■ Exercise description
Restate every entry word for word.

■ Extracted entries
===

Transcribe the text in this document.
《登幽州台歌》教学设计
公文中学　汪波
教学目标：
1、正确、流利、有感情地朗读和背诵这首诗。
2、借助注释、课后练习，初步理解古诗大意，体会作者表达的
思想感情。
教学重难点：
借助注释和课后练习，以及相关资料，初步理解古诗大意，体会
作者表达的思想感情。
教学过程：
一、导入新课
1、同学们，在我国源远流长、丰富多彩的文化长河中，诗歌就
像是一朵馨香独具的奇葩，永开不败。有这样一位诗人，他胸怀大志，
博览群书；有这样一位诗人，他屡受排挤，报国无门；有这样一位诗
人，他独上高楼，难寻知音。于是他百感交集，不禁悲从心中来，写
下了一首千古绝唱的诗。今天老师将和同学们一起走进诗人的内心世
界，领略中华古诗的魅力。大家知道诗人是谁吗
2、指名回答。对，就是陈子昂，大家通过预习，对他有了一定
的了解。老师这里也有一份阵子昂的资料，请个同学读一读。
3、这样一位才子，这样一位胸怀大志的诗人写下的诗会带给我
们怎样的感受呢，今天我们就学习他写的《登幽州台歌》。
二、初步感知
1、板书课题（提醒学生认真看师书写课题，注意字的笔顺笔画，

===

■ Exercise solution
Transcribe the text in this document.
《登幽州台歌》教学设计
公文中学　汪波
教学目标：
1、正确、流利、有感情地朗读和背诵这首诗。
2、借助注释、课后练习，初步理解古诗大意，体会作者表达的
思想感情。
教学重难点：
借助注释和课后练习，以及相关资料，初步理解古诗大意，体会
作者表达的思想感情。
教学过程：
一、导入新课
1、同学们，在我国源远流长、丰富多彩的文化长河中，诗歌就
像是一朵馨香独具的奇葩，永开不败。有这样一位诗人，他胸怀大志，
博览群书；有这样一位诗人，他屡受排挤，报国无门；有这样一位诗
人，他独上高楼，难寻知音。于是他百感交集，不禁悲从心中来，写
下了一首千古绝唱的诗。今天老师将和同学们一起走进诗人的内心世
界，领略中华古诗的魅力。大家知道诗人是谁吗
2、指名回答。对，就是陈子昂，大家通过预习，对他有了一定
的了解。老师这里也有一份阵子昂的资料，请个同学读一读。
3、这样一位才子，这样一位胸怀大志的诗人写下的诗会带给我
们怎样的感受呢，今天我们就学习他写的《登幽州台歌》。
二、初步感知
1、板书课题（提醒学生认真看师书写课题，注意字的笔顺笔画，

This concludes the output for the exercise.